Source material -
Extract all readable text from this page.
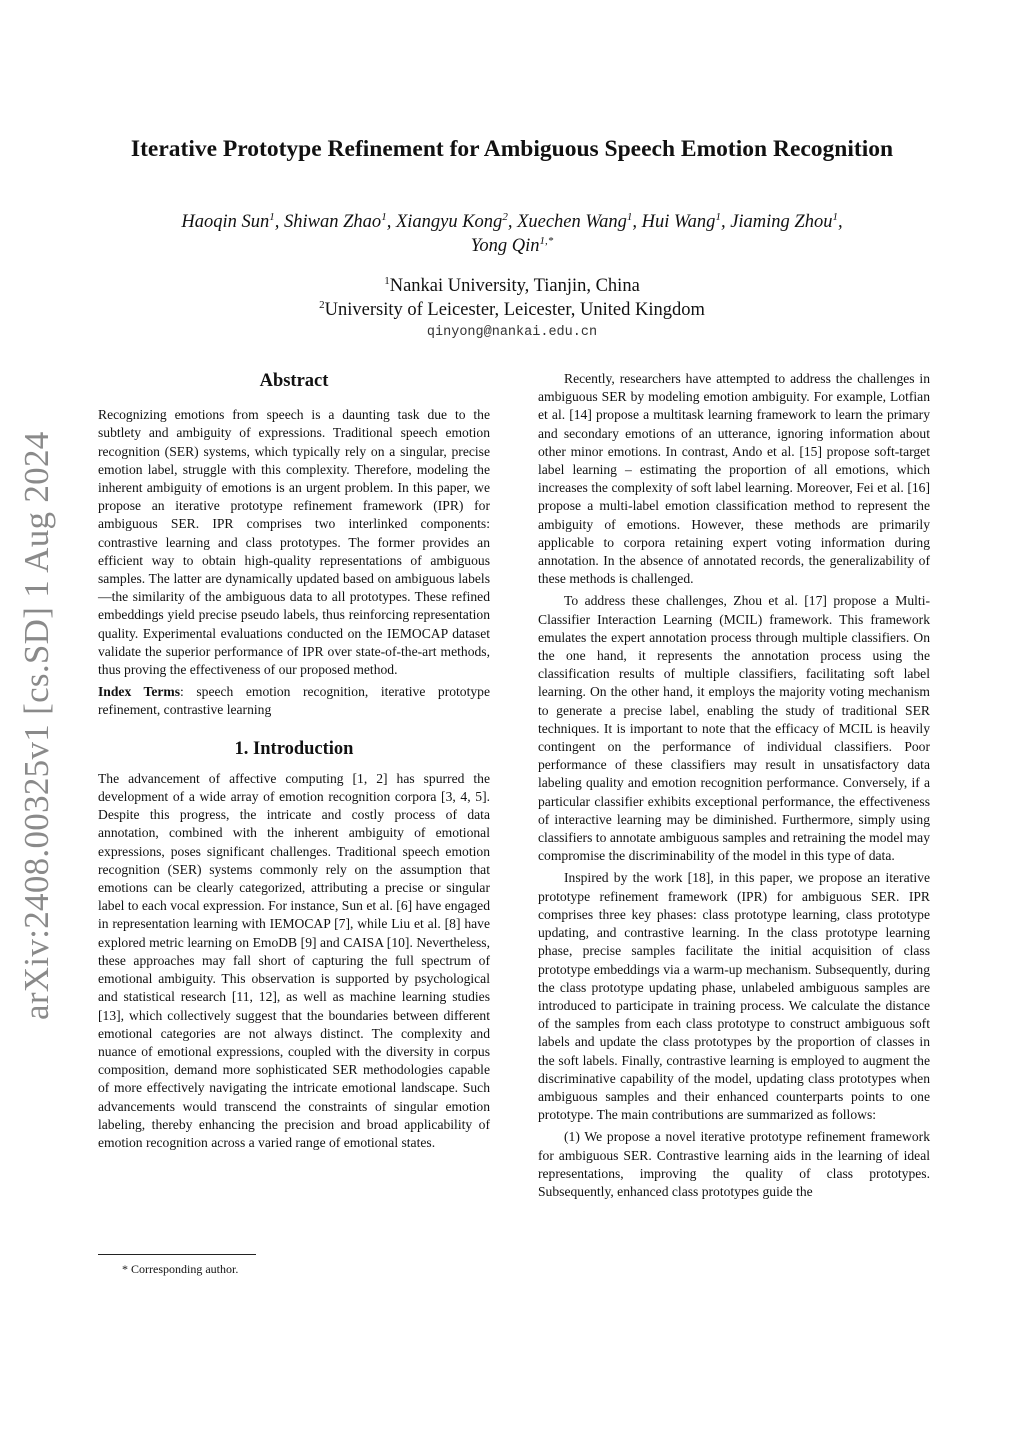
arXiv:2408.00325v1 [cs.SD] 1 Aug 2024
Iterative Prototype Refinement for Ambiguous Speech Emotion Recognition
Haoqin Sun$^1$, Shiwan Zhao$^1$, Xiangyu Kong$^2$, Xuechen Wang$^1$, Hui Wang$^1$, Jiaming Zhou$^1$,
Yong Qin$^{1,*}$
$^1$Nankai University, Tianjin, China
$^2$University of Leicester, Leicester, United Kingdom
qinyong@nankai.edu.cn
Abstract

Recognizing emotions from speech is a daunting task due to the subtlety and ambiguity of expressions. Traditional speech emotion recognition (SER) systems, which typically rely on a singular, precise emotion label, struggle with this complexity. Therefore, modeling the inherent ambiguity of emotions is an urgent problem. In this paper, we propose an iterative prototype refinement framework (IPR) for ambiguous SER. IPR comprises two interlinked components: contrastive learning and class prototypes. The former provides an efficient way to obtain high-quality representations of ambiguous samples. The latter are dynamically updated based on ambiguous labels—the similarity of the ambiguous data to all prototypes. These refined embeddings yield precise pseudo labels, thus reinforcing representation quality. Experimental evaluations conducted on the IEMOCAP dataset validate the superior performance of IPR over state-of-the-art methods, thus proving the effectiveness of our proposed method.

Index Terms: speech emotion recognition, iterative prototype refinement, contrastive learning

1. Introduction

The advancement of affective computing [1, 2] has spurred the development of a wide array of emotion recognition corpora [3, 4, 5]. Despite this progress, the intricate and costly process of data annotation, combined with the inherent ambiguity of emotional expressions, poses significant challenges. Traditional speech emotion recognition (SER) systems commonly rely on the assumption that emotions can be clearly categorized, attributing a precise or singular label to each vocal expression. For instance, Sun et al. [6] have engaged in representation learning with IEMOCAP [7], while Liu et al. [8] have explored metric learning on EmoDB [9] and CAISA [10]. Nevertheless, these approaches may fall short of capturing the full spectrum of emotional ambiguity. This observation is supported by psychological and statistical research [11, 12], as well as machine learning studies [13], which collectively suggest that the boundaries between different emotional categories are not always distinct. The complexity and nuance of emotional expressions, coupled with the diversity in corpus composition, demand more sophisticated SER methodologies capable of more effectively navigating the intricate emotional landscape. Such advancements would transcend the constraints of singular emotion labeling, thereby enhancing the precision and broad applicability of emotion recognition across a varied range of emotional states.

* Corresponding author.

Recently, researchers have attempted to address the challenges in ambiguous SER by modeling emotion ambiguity. For example, Lotfian et al. [14] propose a multitask learning framework to learn the primary and secondary emotions of an utterance, ignoring information about other minor emotions. In contrast, Ando et al. [15] propose soft-target label learning – estimating the proportion of all emotions, which increases the complexity of soft label learning. Moreover, Fei et al. [16] propose a multi-label emotion classification method to represent the ambiguity of emotions. However, these methods are primarily applicable to corpora retaining expert voting information during annotation. In the absence of annotated records, the generalizability of these methods is challenged.

To address these challenges, Zhou et al. [17] propose a Multi-Classifier Interaction Learning (MCIL) framework. This framework emulates the expert annotation process through multiple classifiers. On the one hand, it represents the annotation process using the classification results of multiple classifiers, facilitating soft label learning. On the other hand, it employs the majority voting mechanism to generate a precise label, enabling the study of traditional SER techniques. It is important to note that the efficacy of MCIL is heavily contingent on the performance of individual classifiers. Poor performance of these classifiers may result in unsatisfactory data labeling quality and emotion recognition performance. Conversely, if a particular classifier exhibits exceptional performance, the effectiveness of interactive learning may be diminished. Furthermore, simply using classifiers to annotate ambiguous samples and retraining the model may compromise the discriminability of the model in this type of data.

Inspired by the work [18], in this paper, we propose an iterative prototype refinement framework (IPR) for ambiguous SER. IPR comprises three key phases: class prototype learning, class prototype updating, and contrastive learning. In the class prototype learning phase, precise samples facilitate the initial acquisition of class prototype embeddings via a warm-up mechanism. Subsequently, during the class prototype updating phase, unlabeled ambiguous samples are introduced to participate in training process. We calculate the distance of the samples from each class prototype to construct ambiguous soft labels and update the class prototypes by the proportion of classes in the soft labels. Finally, contrastive learning is employed to augment the discriminative capability of the model, updating class prototypes when ambiguous samples and their enhanced counterparts points to one prototype. The main contributions are summarized as follows:

(1) We propose a novel iterative prototype refinement framework for ambiguous SER. Contrastive learning aids in the learning of ideal representations, improving the quality of class prototypes. Subsequently, enhanced class prototypes guide the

Exercise description - Go through the listing above and write it all out exactly, leaving out any picture.

Written response -
Extract all readable text from this page.
arXiv:2408.00325v1 [cs.SD] 1 Aug 2024
Iterative Prototype Refinement for Ambiguous Speech Emotion Recognition
Haoqin Sun$^1$, Shiwan Zhao$^1$, Xiangyu Kong$^2$, Xuechen Wang$^1$, Hui Wang$^1$, Jiaming Zhou$^1$,
Yong Qin$^{1,*}$
$^1$Nankai University, Tianjin, China
$^2$University of Leicester, Leicester, United Kingdom
qinyong@nankai.edu.cn
Abstract

Recognizing emotions from speech is a daunting task due to the subtlety and ambiguity of expressions. Traditional speech emotion recognition (SER) systems, which typically rely on a singular, precise emotion label, struggle with this complexity. Therefore, modeling the inherent ambiguity of emotions is an urgent problem. In this paper, we propose an iterative prototype refinement framework (IPR) for ambiguous SER. IPR comprises two interlinked components: contrastive learning and class prototypes. The former provides an efficient way to obtain high-quality representations of ambiguous samples. The latter are dynamically updated based on ambiguous labels—the similarity of the ambiguous data to all prototypes. These refined embeddings yield precise pseudo labels, thus reinforcing representation quality. Experimental evaluations conducted on the IEMOCAP dataset validate the superior performance of IPR over state-of-the-art methods, thus proving the effectiveness of our proposed method.

Index Terms: speech emotion recognition, iterative prototype refinement, contrastive learning

1. Introduction

The advancement of affective computing [1, 2] has spurred the development of a wide array of emotion recognition corpora [3, 4, 5]. Despite this progress, the intricate and costly process of data annotation, combined with the inherent ambiguity of emotional expressions, poses significant challenges. Traditional speech emotion recognition (SER) systems commonly rely on the assumption that emotions can be clearly categorized, attributing a precise or singular label to each vocal expression. For instance, Sun et al. [6] have engaged in representation learning with IEMOCAP [7], while Liu et al. [8] have explored metric learning on EmoDB [9] and CAISA [10]. Nevertheless, these approaches may fall short of capturing the full spectrum of emotional ambiguity. This observation is supported by psychological and statistical research [11, 12], as well as machine learning studies [13], which collectively suggest that the boundaries between different emotional categories are not always distinct. The complexity and nuance of emotional expressions, coupled with the diversity in corpus composition, demand more sophisticated SER methodologies capable of more effectively navigating the intricate emotional landscape. Such advancements would transcend the constraints of singular emotion labeling, thereby enhancing the precision and broad applicability of emotion recognition across a varied range of emotional states.

* Corresponding author.

Recently, researchers have attempted to address the challenges in ambiguous SER by modeling emotion ambiguity. For example, Lotfian et al. [14] propose a multitask learning framework to learn the primary and secondary emotions of an utterance, ignoring information about other minor emotions. In contrast, Ando et al. [15] propose soft-target label learning – estimating the proportion of all emotions, which increases the complexity of soft label learning. Moreover, Fei et al. [16] propose a multi-label emotion classification method to represent the ambiguity of emotions. However, these methods are primarily applicable to corpora retaining expert voting information during annotation. In the absence of annotated records, the generalizability of these methods is challenged.

To address these challenges, Zhou et al. [17] propose a Multi-Classifier Interaction Learning (MCIL) framework. This framework emulates the expert annotation process through multiple classifiers. On the one hand, it represents the annotation process using the classification results of multiple classifiers, facilitating soft label learning. On the other hand, it employs the majority voting mechanism to generate a precise label, enabling the study of traditional SER techniques. It is important to note that the efficacy of MCIL is heavily contingent on the performance of individual classifiers. Poor performance of these classifiers may result in unsatisfactory data labeling quality and emotion recognition performance. Conversely, if a particular classifier exhibits exceptional performance, the effectiveness of interactive learning may be diminished. Furthermore, simply using classifiers to annotate ambiguous samples and retraining the model may compromise the discriminability of the model in this type of data.

Inspired by the work [18], in this paper, we propose an iterative prototype refinement framework (IPR) for ambiguous SER. IPR comprises three key phases: class prototype learning, class prototype updating, and contrastive learning. In the class prototype learning phase, precise samples facilitate the initial acquisition of class prototype embeddings via a warm-up mechanism. Subsequently, during the class prototype updating phase, unlabeled ambiguous samples are introduced to participate in training process. We calculate the distance of the samples from each class prototype to construct ambiguous soft labels and update the class prototypes by the proportion of classes in the soft labels. Finally, contrastive learning is employed to augment the discriminative capability of the model, updating class prototypes when ambiguous samples and their enhanced counterparts points to one prototype. The main contributions are summarized as follows:

(1) We propose a novel iterative prototype refinement framework for ambiguous SER. Contrastive learning aids in the learning of ideal representations, improving the quality of class prototypes. Subsequently, enhanced class prototypes guide the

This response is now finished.